GOAL: Look through the records below, and copy out every line that holds the string "Weekly".
· · · · · · ·
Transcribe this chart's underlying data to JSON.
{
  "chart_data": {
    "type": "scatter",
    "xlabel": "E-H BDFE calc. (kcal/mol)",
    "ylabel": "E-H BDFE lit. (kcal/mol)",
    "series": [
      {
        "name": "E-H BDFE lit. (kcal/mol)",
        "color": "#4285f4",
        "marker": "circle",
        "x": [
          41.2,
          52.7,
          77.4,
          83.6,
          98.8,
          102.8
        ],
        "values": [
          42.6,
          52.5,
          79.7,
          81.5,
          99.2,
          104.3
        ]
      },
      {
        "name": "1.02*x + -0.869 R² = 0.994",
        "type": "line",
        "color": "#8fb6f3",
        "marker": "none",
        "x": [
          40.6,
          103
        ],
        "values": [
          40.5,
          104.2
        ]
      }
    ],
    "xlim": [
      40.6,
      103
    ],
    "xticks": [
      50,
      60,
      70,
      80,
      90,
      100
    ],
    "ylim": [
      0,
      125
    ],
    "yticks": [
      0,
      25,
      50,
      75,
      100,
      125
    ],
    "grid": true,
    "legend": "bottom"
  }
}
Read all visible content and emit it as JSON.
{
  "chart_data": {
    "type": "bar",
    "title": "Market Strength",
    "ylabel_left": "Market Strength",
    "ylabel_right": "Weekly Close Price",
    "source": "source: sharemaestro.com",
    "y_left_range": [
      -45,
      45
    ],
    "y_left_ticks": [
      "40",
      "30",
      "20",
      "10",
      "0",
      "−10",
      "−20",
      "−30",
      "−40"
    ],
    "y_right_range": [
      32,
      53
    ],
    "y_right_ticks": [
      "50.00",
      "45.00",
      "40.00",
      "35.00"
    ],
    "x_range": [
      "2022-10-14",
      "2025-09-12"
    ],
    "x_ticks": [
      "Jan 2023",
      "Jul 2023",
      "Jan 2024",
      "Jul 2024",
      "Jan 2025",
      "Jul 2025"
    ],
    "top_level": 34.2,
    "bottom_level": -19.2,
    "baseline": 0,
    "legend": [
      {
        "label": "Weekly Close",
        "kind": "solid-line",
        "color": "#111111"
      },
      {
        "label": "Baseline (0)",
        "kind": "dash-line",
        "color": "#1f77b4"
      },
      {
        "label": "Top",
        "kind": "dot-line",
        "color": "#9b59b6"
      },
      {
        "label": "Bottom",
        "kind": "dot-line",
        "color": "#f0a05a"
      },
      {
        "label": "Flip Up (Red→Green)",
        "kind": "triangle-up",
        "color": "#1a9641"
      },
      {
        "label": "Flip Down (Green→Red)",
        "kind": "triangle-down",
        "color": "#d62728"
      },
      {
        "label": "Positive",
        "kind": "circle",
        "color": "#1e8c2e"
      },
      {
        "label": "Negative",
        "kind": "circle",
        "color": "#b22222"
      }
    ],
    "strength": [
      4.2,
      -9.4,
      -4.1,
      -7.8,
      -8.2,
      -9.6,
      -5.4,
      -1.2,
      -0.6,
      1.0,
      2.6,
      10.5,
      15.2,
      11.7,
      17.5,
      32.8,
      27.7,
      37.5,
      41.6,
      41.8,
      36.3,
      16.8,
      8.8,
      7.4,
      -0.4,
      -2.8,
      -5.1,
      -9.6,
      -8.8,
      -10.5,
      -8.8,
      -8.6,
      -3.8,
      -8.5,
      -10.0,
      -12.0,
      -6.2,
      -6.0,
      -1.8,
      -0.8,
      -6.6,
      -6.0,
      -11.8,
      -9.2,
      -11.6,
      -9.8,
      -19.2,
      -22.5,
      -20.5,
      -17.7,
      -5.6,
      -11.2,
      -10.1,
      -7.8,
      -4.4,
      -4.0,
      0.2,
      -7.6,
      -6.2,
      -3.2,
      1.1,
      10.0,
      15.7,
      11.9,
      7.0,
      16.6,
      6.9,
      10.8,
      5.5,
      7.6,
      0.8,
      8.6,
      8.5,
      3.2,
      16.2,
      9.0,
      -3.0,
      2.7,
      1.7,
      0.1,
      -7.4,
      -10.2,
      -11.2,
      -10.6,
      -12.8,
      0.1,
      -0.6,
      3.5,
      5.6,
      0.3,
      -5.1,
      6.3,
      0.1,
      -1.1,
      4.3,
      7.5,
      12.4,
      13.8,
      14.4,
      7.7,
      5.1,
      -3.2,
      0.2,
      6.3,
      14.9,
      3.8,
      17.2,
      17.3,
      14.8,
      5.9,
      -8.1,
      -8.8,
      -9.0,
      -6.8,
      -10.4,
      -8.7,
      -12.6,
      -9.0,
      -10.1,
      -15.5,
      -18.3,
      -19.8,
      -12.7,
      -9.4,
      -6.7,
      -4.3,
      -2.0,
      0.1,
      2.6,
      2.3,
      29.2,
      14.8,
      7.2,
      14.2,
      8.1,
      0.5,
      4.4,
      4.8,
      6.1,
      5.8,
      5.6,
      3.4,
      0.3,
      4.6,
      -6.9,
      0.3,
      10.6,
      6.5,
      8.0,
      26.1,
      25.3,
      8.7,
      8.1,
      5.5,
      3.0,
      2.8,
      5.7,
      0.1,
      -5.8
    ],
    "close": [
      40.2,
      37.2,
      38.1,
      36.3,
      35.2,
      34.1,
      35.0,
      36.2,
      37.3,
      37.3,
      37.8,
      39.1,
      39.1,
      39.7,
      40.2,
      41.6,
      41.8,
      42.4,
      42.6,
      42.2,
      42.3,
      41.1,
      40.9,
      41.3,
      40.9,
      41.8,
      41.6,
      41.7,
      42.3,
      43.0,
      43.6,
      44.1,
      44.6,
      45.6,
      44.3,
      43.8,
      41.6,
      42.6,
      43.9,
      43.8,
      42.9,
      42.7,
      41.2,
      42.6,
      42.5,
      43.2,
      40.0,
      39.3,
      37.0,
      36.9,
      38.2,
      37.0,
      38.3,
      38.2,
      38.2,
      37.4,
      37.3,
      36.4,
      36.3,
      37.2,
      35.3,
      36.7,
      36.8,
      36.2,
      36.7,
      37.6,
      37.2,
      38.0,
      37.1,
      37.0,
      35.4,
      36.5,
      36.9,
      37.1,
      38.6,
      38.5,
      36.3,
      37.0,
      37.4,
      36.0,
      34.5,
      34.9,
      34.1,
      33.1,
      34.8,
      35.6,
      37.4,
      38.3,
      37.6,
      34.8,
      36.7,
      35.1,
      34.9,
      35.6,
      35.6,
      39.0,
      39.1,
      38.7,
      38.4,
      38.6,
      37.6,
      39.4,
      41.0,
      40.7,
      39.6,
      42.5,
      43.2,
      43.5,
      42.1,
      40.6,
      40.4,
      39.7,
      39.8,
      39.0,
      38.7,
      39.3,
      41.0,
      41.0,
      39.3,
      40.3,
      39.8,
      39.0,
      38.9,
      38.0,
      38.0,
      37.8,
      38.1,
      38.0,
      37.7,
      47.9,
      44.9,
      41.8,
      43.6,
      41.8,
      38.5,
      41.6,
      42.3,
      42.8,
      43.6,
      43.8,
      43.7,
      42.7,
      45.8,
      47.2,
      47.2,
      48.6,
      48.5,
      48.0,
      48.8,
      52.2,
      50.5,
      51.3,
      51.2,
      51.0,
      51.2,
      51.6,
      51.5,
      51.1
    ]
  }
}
· · · · · · ·
EXPECTED OUTPUT:
    "ylabel_right": "Weekly Close Price",
        "label": "Weekly Close",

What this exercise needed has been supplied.